• [MATERIAL PROVIDED]
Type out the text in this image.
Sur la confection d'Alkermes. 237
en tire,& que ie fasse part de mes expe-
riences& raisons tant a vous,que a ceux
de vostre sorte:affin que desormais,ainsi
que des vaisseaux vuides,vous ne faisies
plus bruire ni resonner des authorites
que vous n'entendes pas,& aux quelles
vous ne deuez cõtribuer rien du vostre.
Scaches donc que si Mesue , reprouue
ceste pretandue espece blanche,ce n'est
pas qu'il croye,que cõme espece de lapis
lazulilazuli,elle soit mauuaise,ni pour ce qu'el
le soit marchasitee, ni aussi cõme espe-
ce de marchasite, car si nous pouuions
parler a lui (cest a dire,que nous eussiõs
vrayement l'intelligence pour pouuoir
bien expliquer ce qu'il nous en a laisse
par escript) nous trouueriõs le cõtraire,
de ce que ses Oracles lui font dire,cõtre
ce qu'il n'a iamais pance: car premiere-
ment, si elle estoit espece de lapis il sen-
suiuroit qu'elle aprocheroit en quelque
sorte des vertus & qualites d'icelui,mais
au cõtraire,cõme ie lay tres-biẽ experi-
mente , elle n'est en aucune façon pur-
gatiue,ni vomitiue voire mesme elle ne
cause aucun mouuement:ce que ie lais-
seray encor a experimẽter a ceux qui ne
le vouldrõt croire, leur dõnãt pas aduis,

* * *

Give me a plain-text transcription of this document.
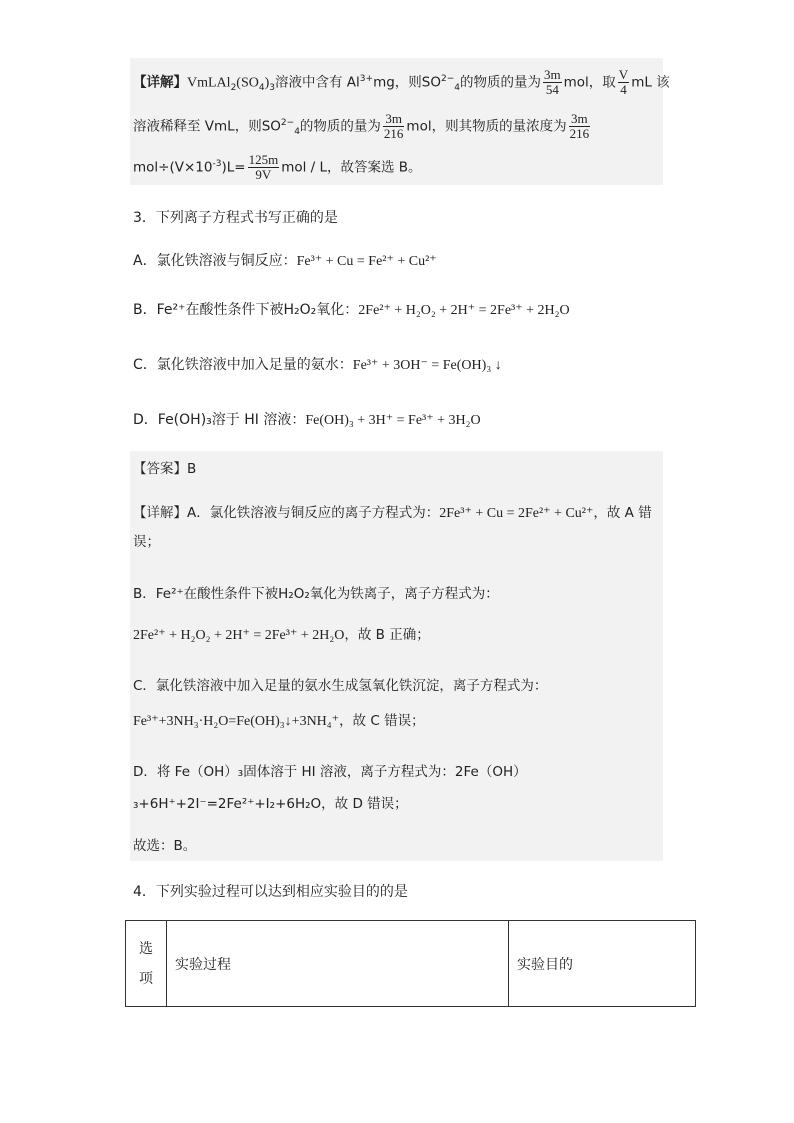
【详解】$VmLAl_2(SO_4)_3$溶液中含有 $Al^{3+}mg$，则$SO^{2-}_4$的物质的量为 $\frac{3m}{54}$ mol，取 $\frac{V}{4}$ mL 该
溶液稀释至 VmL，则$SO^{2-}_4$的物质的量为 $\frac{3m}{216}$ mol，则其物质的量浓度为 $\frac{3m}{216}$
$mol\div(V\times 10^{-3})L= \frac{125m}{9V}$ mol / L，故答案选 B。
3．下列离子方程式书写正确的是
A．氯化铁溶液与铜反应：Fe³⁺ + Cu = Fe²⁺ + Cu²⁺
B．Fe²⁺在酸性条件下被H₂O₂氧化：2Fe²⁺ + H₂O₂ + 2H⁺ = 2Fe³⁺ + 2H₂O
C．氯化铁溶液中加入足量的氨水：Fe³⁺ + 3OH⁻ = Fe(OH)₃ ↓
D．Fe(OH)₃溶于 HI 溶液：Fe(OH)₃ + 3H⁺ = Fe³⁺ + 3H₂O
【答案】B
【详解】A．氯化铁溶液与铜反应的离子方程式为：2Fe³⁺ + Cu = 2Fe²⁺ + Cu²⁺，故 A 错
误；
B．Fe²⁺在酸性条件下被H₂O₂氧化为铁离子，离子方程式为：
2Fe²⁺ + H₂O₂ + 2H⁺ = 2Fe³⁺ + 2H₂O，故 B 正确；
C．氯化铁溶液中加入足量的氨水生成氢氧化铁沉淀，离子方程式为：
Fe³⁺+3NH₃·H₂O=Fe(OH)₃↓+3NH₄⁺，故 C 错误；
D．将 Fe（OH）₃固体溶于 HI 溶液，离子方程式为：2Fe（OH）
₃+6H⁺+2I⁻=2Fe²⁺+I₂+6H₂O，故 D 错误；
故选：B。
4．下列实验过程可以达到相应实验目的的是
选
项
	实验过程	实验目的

...

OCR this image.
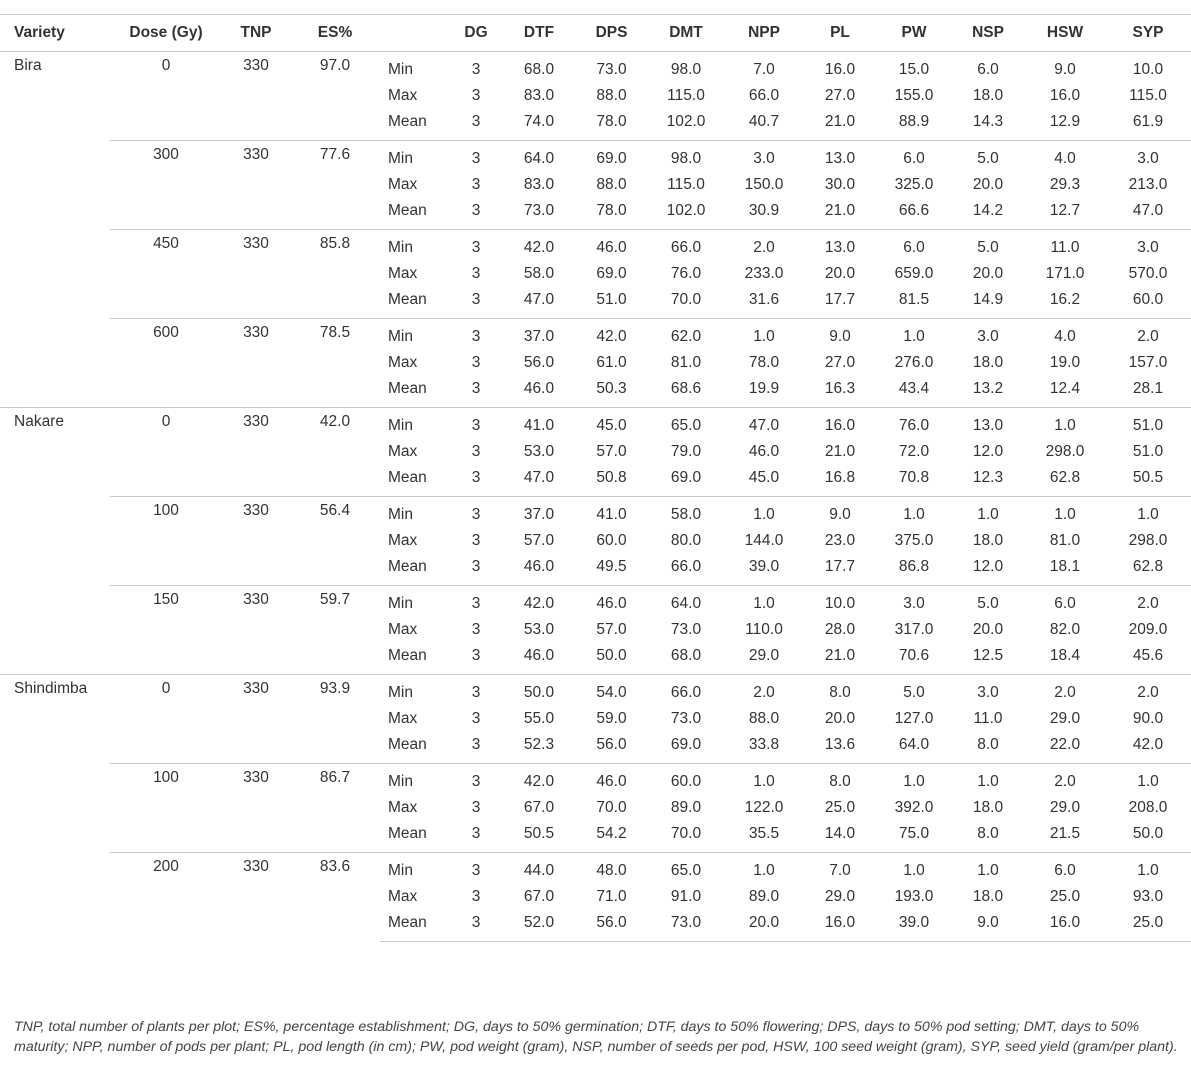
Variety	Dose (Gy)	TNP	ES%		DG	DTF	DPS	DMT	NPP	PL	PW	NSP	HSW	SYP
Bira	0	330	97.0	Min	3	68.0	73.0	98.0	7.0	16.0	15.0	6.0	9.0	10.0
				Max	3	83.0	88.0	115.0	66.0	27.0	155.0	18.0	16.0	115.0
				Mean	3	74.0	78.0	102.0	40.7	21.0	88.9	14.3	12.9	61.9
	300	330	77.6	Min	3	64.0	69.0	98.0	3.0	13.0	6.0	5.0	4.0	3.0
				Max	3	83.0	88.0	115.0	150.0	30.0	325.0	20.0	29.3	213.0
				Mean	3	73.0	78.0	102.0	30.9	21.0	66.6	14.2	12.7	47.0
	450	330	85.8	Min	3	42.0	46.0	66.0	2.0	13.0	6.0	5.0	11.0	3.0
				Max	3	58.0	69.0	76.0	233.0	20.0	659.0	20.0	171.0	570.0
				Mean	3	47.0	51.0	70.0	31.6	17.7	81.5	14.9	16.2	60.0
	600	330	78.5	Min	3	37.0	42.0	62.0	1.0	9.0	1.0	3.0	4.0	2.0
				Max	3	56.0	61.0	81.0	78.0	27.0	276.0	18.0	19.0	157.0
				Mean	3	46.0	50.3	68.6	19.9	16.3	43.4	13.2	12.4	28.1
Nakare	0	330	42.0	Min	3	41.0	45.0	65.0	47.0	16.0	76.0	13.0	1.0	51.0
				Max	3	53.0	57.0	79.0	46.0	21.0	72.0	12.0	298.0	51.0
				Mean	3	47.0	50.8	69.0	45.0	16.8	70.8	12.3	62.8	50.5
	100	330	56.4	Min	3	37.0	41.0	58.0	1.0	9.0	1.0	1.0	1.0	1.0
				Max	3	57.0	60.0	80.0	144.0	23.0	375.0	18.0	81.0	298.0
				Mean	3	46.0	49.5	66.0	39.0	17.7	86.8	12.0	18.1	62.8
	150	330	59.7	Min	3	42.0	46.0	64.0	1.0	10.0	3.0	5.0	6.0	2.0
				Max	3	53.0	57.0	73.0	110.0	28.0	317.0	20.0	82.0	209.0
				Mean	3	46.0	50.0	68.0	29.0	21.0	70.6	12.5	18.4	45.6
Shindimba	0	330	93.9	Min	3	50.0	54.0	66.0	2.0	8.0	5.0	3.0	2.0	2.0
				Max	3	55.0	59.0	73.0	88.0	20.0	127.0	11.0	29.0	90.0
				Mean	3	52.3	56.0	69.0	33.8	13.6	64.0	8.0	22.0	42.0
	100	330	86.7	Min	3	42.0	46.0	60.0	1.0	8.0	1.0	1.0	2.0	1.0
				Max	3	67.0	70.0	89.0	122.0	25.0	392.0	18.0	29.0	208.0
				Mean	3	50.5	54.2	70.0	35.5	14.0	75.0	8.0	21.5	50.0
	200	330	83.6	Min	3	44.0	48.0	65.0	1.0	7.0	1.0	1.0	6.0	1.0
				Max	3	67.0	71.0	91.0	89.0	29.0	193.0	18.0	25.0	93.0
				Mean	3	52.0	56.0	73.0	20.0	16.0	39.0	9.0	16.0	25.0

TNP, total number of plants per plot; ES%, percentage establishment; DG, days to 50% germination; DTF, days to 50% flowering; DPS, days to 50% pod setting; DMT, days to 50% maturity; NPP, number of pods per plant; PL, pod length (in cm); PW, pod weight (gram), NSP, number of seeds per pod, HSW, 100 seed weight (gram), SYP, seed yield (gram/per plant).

• [TASK DESCRIPTION]
Within the entries above, report how many lines include "soit", and keep the answer to the number.

• [EXPECTED OUTPUT]
2